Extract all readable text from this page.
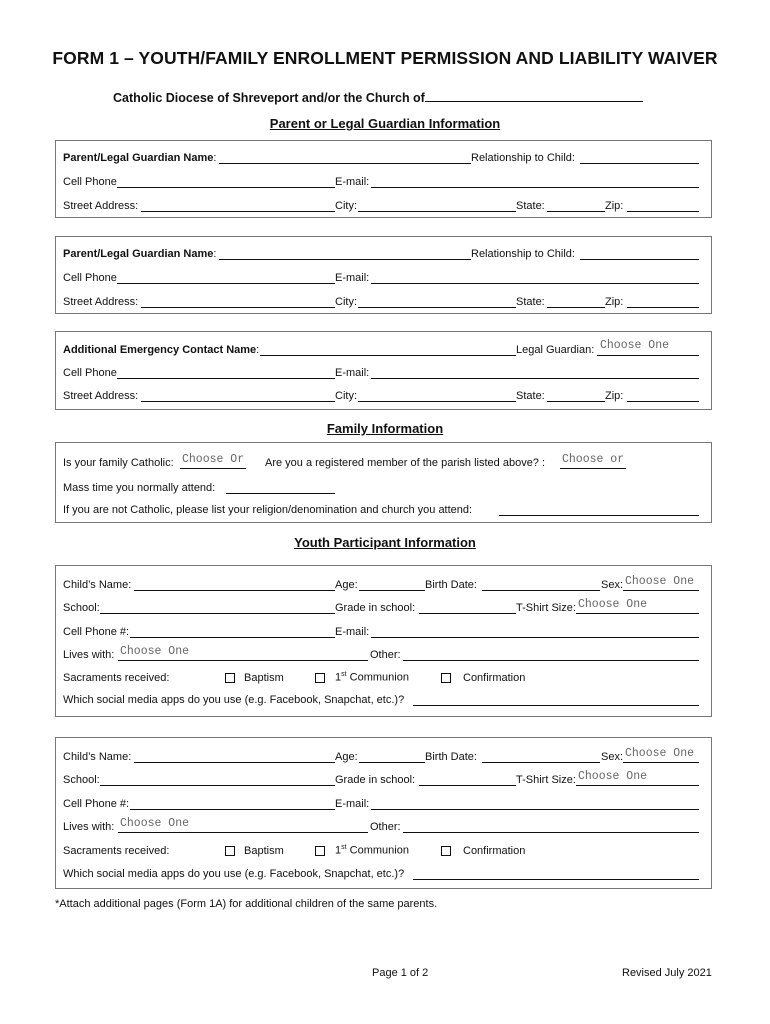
FORM 1 – YOUTH/FAMILY ENROLLMENT PERMISSION AND LIABILITY WAIVER
Catholic Diocese of Shreveport and/or the Church of
Parent or Legal Guardian Information
Parent/Legal Guardian Name:	Relationship to Child:
Cell Phone	E-mail:
Street Address:	City:	State:	Zip:
Parent/Legal Guardian Name:	Relationship to Child:
Cell Phone	E-mail:
Street Address:	City:	State:	Zip:
Additional Emergency Contact Name:	Legal Guardian: Choose One
Cell Phone	E-mail:
Street Address:	City:	State:	Zip:
Family Information
Is your family Catholic: Choose Or Are you a registered member of the parish listed above? : Choose or
Mass time you normally attend:
If you are not Catholic, please list your religion/denomination and church you attend:
Youth Participant Information
Child’s Name:	Age:	Birth Date:	Sex: Choose One
School:	Grade in school:	T-Shirt Size: Choose One
Cell Phone #:	E-mail:
Lives with: Choose One	Other:
Sacraments received:	Baptism	1st Communion	Confirmation
Which social media apps do you use (e.g. Facebook, Snapchat, etc.)?
Child’s Name:	Age:	Birth Date:	Sex: Choose One
School:	Grade in school:	T-Shirt Size: Choose One
Cell Phone #:	E-mail:
Lives with: Choose One	Other:
Sacraments received:	Baptism	1st Communion	Confirmation
Which social media apps do you use (e.g. Facebook, Snapchat, etc.)?
*Attach additional pages (Form 1A) for additional children of the same parents.
Page 1 of 2	Revised July 2021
++++
> _WHAT YOU WILL DO_:
Give the material again exactly as it is, but keep the pictures out.

> _REPLY_:
Extract all readable text from this page.
FORM 1 – YOUTH/FAMILY ENROLLMENT PERMISSION AND LIABILITY WAIVER
Catholic Diocese of Shreveport and/or the Church of
Parent or Legal Guardian Information
Parent/Legal Guardian Name:	Relationship to Child:
Cell Phone	E-mail:
Street Address:	City:	State:	Zip:
Parent/Legal Guardian Name:	Relationship to Child:
Cell Phone	E-mail:
Street Address:	City:	State:	Zip:
Additional Emergency Contact Name:	Legal Guardian: Choose One
Cell Phone	E-mail:
Street Address:	City:	State:	Zip:
Family Information
Is your family Catholic: Choose Or Are you a registered member of the parish listed above? : Choose or
Mass time you normally attend:
If you are not Catholic, please list your religion/denomination and church you attend:
Youth Participant Information
Child’s Name:	Age:	Birth Date:	Sex: Choose One
School:	Grade in school:	T-Shirt Size: Choose One
Cell Phone #:	E-mail:
Lives with: Choose One	Other:
Sacraments received:	Baptism	1st Communion	Confirmation
Which social media apps do you use (e.g. Facebook, Snapchat, etc.)?
Child’s Name:	Age:	Birth Date:	Sex: Choose One
School:	Grade in school:	T-Shirt Size: Choose One
Cell Phone #:	E-mail:
Lives with: Choose One	Other:
Sacraments received:	Baptism	1st Communion	Confirmation
Which social media apps do you use (e.g. Facebook, Snapchat, etc.)?
*Attach additional pages (Form 1A) for additional children of the same parents.
Page 1 of 2	Revised July 2021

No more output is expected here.